*What the task requires*: Exactly reproduce the entries, dropping any pictures from your copy.

*Data for this exercise*:

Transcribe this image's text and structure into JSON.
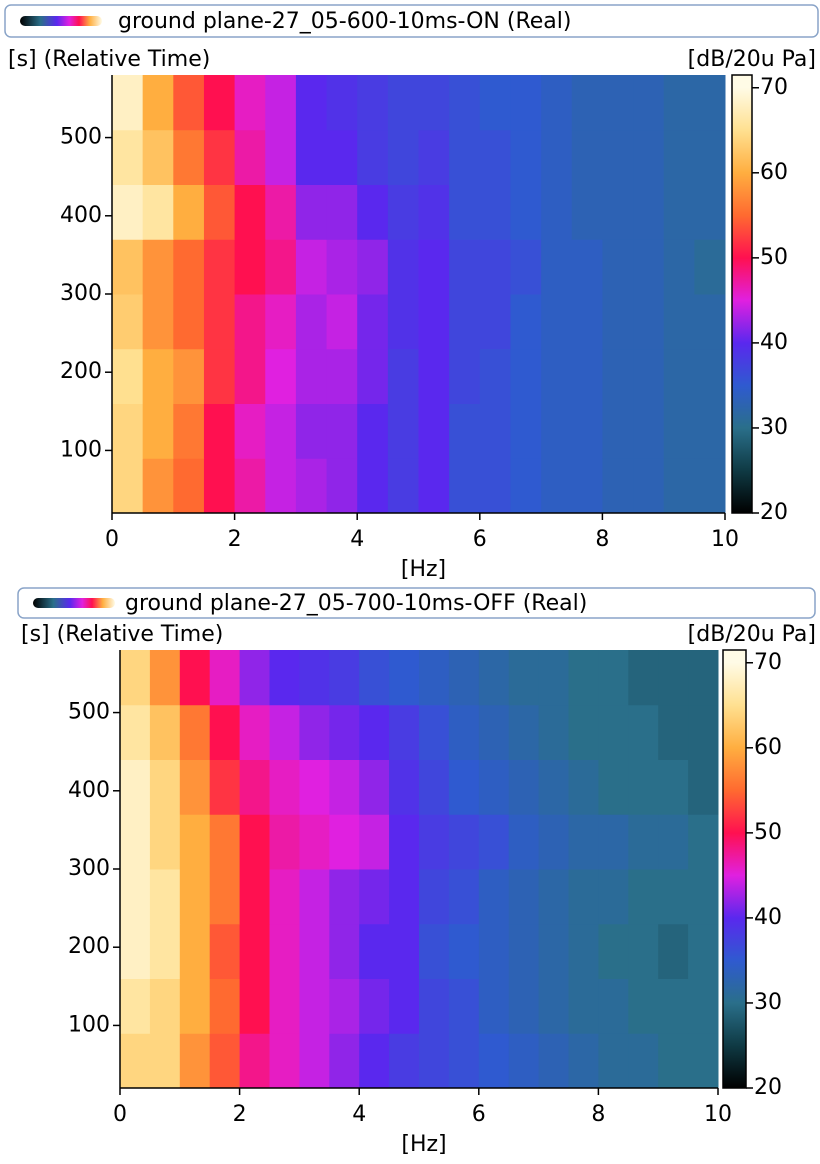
{
  "chart_data": [
    {
      "type": "heatmap",
      "title": "ground plane-27_05-600-10ms-ON (Real)",
      "y_label": "[s] (Relative Time)",
      "x_label": "[Hz]",
      "colorbar_label": "[dB/20u Pa]",
      "xlim": [
        0,
        10
      ],
      "xticks": [
        0,
        2,
        4,
        6,
        8,
        10
      ],
      "ylim": [
        20,
        580
      ],
      "yticks": [
        100,
        200,
        300,
        400,
        500
      ],
      "zlim": [
        20,
        71.5
      ],
      "zticks": [
        20,
        30,
        40,
        50,
        60,
        70
      ],
      "colorscale": [
        [
          20,
          "#000000"
        ],
        [
          25,
          "#0f3a44"
        ],
        [
          30,
          "#2a6f8a"
        ],
        [
          35,
          "#2f5ad0"
        ],
        [
          40,
          "#5a28ee"
        ],
        [
          45,
          "#e020e0"
        ],
        [
          50,
          "#ff1050"
        ],
        [
          55,
          "#ff6a30"
        ],
        [
          60,
          "#ffae40"
        ],
        [
          65,
          "#ffe090"
        ],
        [
          70,
          "#fffbe6"
        ]
      ],
      "xbins": [
        0,
        0.5,
        1,
        1.5,
        2,
        2.5,
        3,
        3.5,
        4,
        4.5,
        5,
        5.5,
        6,
        6.5,
        7,
        7.5,
        8,
        8.5,
        9,
        9.5,
        10
      ],
      "ybins": [
        20,
        90,
        160,
        230,
        300,
        370,
        440,
        510,
        580
      ],
      "values": [
        [
          64,
          58,
          55,
          50,
          47,
          44,
          43,
          42,
          40,
          38,
          40,
          36,
          36,
          35,
          34,
          34,
          33,
          33,
          32,
          32
        ],
        [
          64,
          60,
          56,
          50,
          46,
          44,
          42,
          42,
          40,
          38,
          40,
          36,
          36,
          35,
          34,
          34,
          33,
          33,
          32,
          32
        ],
        [
          65,
          60,
          58,
          52,
          48,
          45,
          43,
          43,
          41,
          38,
          40,
          37,
          36,
          35,
          34,
          34,
          33,
          33,
          32,
          32
        ],
        [
          63,
          58,
          55,
          52,
          48,
          46,
          43,
          44,
          41,
          39,
          40,
          37,
          37,
          35,
          34,
          34,
          33,
          33,
          32,
          32
        ],
        [
          62,
          58,
          55,
          52,
          50,
          48,
          44,
          43,
          42,
          39,
          40,
          37,
          37,
          36,
          34,
          34,
          33,
          33,
          32,
          31
        ],
        [
          68,
          66,
          60,
          54,
          50,
          47,
          42,
          42,
          40,
          38,
          39,
          36,
          36,
          35,
          34,
          33,
          33,
          33,
          32,
          32
        ],
        [
          66,
          62,
          56,
          52,
          47,
          44,
          40,
          40,
          38,
          37,
          38,
          36,
          36,
          35,
          34,
          33,
          33,
          33,
          32,
          32
        ],
        [
          68,
          60,
          54,
          50,
          46,
          44,
          40,
          39,
          38,
          37,
          37,
          36,
          35,
          35,
          34,
          33,
          33,
          33,
          32,
          32
        ]
      ]
    },
    {
      "type": "heatmap",
      "title": "ground plane-27_05-700-10ms-OFF (Real)",
      "y_label": "[s] (Relative Time)",
      "x_label": "[Hz]",
      "colorbar_label": "[dB/20u Pa]",
      "xlim": [
        0,
        10
      ],
      "xticks": [
        0,
        2,
        4,
        6,
        8,
        10
      ],
      "ylim": [
        20,
        580
      ],
      "yticks": [
        100,
        200,
        300,
        400,
        500
      ],
      "zlim": [
        20,
        71.5
      ],
      "zticks": [
        20,
        30,
        40,
        50,
        60,
        70
      ],
      "colorscale": [
        [
          20,
          "#000000"
        ],
        [
          25,
          "#0f3a44"
        ],
        [
          30,
          "#2a6f8a"
        ],
        [
          35,
          "#2f5ad0"
        ],
        [
          40,
          "#5a28ee"
        ],
        [
          45,
          "#e020e0"
        ],
        [
          50,
          "#ff1050"
        ],
        [
          55,
          "#ff6a30"
        ],
        [
          60,
          "#ffae40"
        ],
        [
          65,
          "#ffe090"
        ],
        [
          70,
          "#fffbe6"
        ]
      ],
      "xbins": [
        0,
        0.5,
        1,
        1.5,
        2,
        2.5,
        3,
        3.5,
        4,
        4.5,
        5,
        5.5,
        6,
        6.5,
        7,
        7.5,
        8,
        8.5,
        9,
        9.5,
        10
      ],
      "ybins": [
        20,
        90,
        160,
        230,
        300,
        370,
        440,
        510,
        580
      ],
      "values": [
        [
          64,
          64,
          58,
          54,
          48,
          46,
          44,
          42,
          40,
          38,
          37,
          36,
          35,
          34,
          33,
          32,
          31,
          31,
          30,
          30
        ],
        [
          66,
          64,
          60,
          55,
          50,
          46,
          44,
          43,
          41,
          40,
          37,
          36,
          34,
          33,
          32,
          31,
          31,
          30,
          30,
          30
        ],
        [
          68,
          66,
          60,
          54,
          50,
          46,
          44,
          42,
          40,
          40,
          36,
          35,
          34,
          33,
          32,
          31,
          30,
          30,
          29,
          30
        ],
        [
          68,
          66,
          60,
          56,
          50,
          46,
          44,
          42,
          41,
          40,
          37,
          36,
          34,
          33,
          32,
          31,
          31,
          30,
          30,
          30
        ],
        [
          68,
          64,
          60,
          56,
          50,
          47,
          46,
          45,
          44,
          40,
          38,
          37,
          36,
          34,
          33,
          32,
          32,
          31,
          31,
          30
        ],
        [
          68,
          64,
          58,
          52,
          48,
          46,
          45,
          44,
          42,
          39,
          37,
          35,
          34,
          33,
          32,
          31,
          30,
          30,
          30,
          29
        ],
        [
          66,
          62,
          56,
          50,
          46,
          44,
          42,
          41,
          40,
          38,
          36,
          34,
          33,
          32,
          31,
          30,
          30,
          30,
          29,
          29
        ],
        [
          64,
          58,
          50,
          46,
          42,
          40,
          39,
          38,
          36,
          35,
          34,
          33,
          32,
          31,
          31,
          30,
          30,
          29,
          29,
          29
        ]
      ]
    }
  ]
}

*Solution below*:
Transcribe this image's text and structure into JSON.
{
  "chart_data": [
    {
      "type": "heatmap",
      "title": "ground plane-27_05-600-10ms-ON (Real)",
      "y_label": "[s] (Relative Time)",
      "x_label": "[Hz]",
      "colorbar_label": "[dB/20u Pa]",
      "xlim": [
        0,
        10
      ],
      "xticks": [
        0,
        2,
        4,
        6,
        8,
        10
      ],
      "ylim": [
        20,
        580
      ],
      "yticks": [
        100,
        200,
        300,
        400,
        500
      ],
      "zlim": [
        20,
        71.5
      ],
      "zticks": [
        20,
        30,
        40,
        50,
        60,
        70
      ],
      "colorscale": [
        [
          20,
          "#000000"
        ],
        [
          25,
          "#0f3a44"
        ],
        [
          30,
          "#2a6f8a"
        ],
        [
          35,
          "#2f5ad0"
        ],
        [
          40,
          "#5a28ee"
        ],
        [
          45,
          "#e020e0"
        ],
        [
          50,
          "#ff1050"
        ],
        [
          55,
          "#ff6a30"
        ],
        [
          60,
          "#ffae40"
        ],
        [
          65,
          "#ffe090"
        ],
        [
          70,
          "#fffbe6"
        ]
      ],
      "xbins": [
        0,
        0.5,
        1,
        1.5,
        2,
        2.5,
        3,
        3.5,
        4,
        4.5,
        5,
        5.5,
        6,
        6.5,
        7,
        7.5,
        8,
        8.5,
        9,
        9.5,
        10
      ],
      "ybins": [
        20,
        90,
        160,
        230,
        300,
        370,
        440,
        510,
        580
      ],
      "values": [
        [
          64,
          58,
          55,
          50,
          47,
          44,
          43,
          42,
          40,
          38,
          40,
          36,
          36,
          35,
          34,
          34,
          33,
          33,
          32,
          32
        ],
        [
          64,
          60,
          56,
          50,
          46,
          44,
          42,
          42,
          40,
          38,
          40,
          36,
          36,
          35,
          34,
          34,
          33,
          33,
          32,
          32
        ],
        [
          65,
          60,
          58,
          52,
          48,
          45,
          43,
          43,
          41,
          38,
          40,
          37,
          36,
          35,
          34,
          34,
          33,
          33,
          32,
          32
        ],
        [
          63,
          58,
          55,
          52,
          48,
          46,
          43,
          44,
          41,
          39,
          40,
          37,
          37,
          35,
          34,
          34,
          33,
          33,
          32,
          32
        ],
        [
          62,
          58,
          55,
          52,
          50,
          48,
          44,
          43,
          42,
          39,
          40,
          37,
          37,
          36,
          34,
          34,
          33,
          33,
          32,
          31
        ],
        [
          68,
          66,
          60,
          54,
          50,
          47,
          42,
          42,
          40,
          38,
          39,
          36,
          36,
          35,
          34,
          33,
          33,
          33,
          32,
          32
        ],
        [
          66,
          62,
          56,
          52,
          47,
          44,
          40,
          40,
          38,
          37,
          38,
          36,
          36,
          35,
          34,
          33,
          33,
          33,
          32,
          32
        ],
        [
          68,
          60,
          54,
          50,
          46,
          44,
          40,
          39,
          38,
          37,
          37,
          36,
          35,
          35,
          34,
          33,
          33,
          33,
          32,
          32
        ]
      ]
    },
    {
      "type": "heatmap",
      "title": "ground plane-27_05-700-10ms-OFF (Real)",
      "y_label": "[s] (Relative Time)",
      "x_label": "[Hz]",
      "colorbar_label": "[dB/20u Pa]",
      "xlim": [
        0,
        10
      ],
      "xticks": [
        0,
        2,
        4,
        6,
        8,
        10
      ],
      "ylim": [
        20,
        580
      ],
      "yticks": [
        100,
        200,
        300,
        400,
        500
      ],
      "zlim": [
        20,
        71.5
      ],
      "zticks": [
        20,
        30,
        40,
        50,
        60,
        70
      ],
      "colorscale": [
        [
          20,
          "#000000"
        ],
        [
          25,
          "#0f3a44"
        ],
        [
          30,
          "#2a6f8a"
        ],
        [
          35,
          "#2f5ad0"
        ],
        [
          40,
          "#5a28ee"
        ],
        [
          45,
          "#e020e0"
        ],
        [
          50,
          "#ff1050"
        ],
        [
          55,
          "#ff6a30"
        ],
        [
          60,
          "#ffae40"
        ],
        [
          65,
          "#ffe090"
        ],
        [
          70,
          "#fffbe6"
        ]
      ],
      "xbins": [
        0,
        0.5,
        1,
        1.5,
        2,
        2.5,
        3,
        3.5,
        4,
        4.5,
        5,
        5.5,
        6,
        6.5,
        7,
        7.5,
        8,
        8.5,
        9,
        9.5,
        10
      ],
      "ybins": [
        20,
        90,
        160,
        230,
        300,
        370,
        440,
        510,
        580
      ],
      "values": [
        [
          64,
          64,
          58,
          54,
          48,
          46,
          44,
          42,
          40,
          38,
          37,
          36,
          35,
          34,
          33,
          32,
          31,
          31,
          30,
          30
        ],
        [
          66,
          64,
          60,
          55,
          50,
          46,
          44,
          43,
          41,
          40,
          37,
          36,
          34,
          33,
          32,
          31,
          31,
          30,
          30,
          30
        ],
        [
          68,
          66,
          60,
          54,
          50,
          46,
          44,
          42,
          40,
          40,
          36,
          35,
          34,
          33,
          32,
          31,
          30,
          30,
          29,
          30
        ],
        [
          68,
          66,
          60,
          56,
          50,
          46,
          44,
          42,
          41,
          40,
          37,
          36,
          34,
          33,
          32,
          31,
          31,
          30,
          30,
          30
        ],
        [
          68,
          64,
          60,
          56,
          50,
          47,
          46,
          45,
          44,
          40,
          38,
          37,
          36,
          34,
          33,
          32,
          32,
          31,
          31,
          30
        ],
        [
          68,
          64,
          58,
          52,
          48,
          46,
          45,
          44,
          42,
          39,
          37,
          35,
          34,
          33,
          32,
          31,
          30,
          30,
          30,
          29
        ],
        [
          66,
          62,
          56,
          50,
          46,
          44,
          42,
          41,
          40,
          38,
          36,
          34,
          33,
          32,
          31,
          30,
          30,
          30,
          29,
          29
        ],
        [
          64,
          58,
          50,
          46,
          42,
          40,
          39,
          38,
          36,
          35,
          34,
          33,
          32,
          31,
          31,
          30,
          30,
          29,
          29,
          29
        ]
      ]
    }
  ]
}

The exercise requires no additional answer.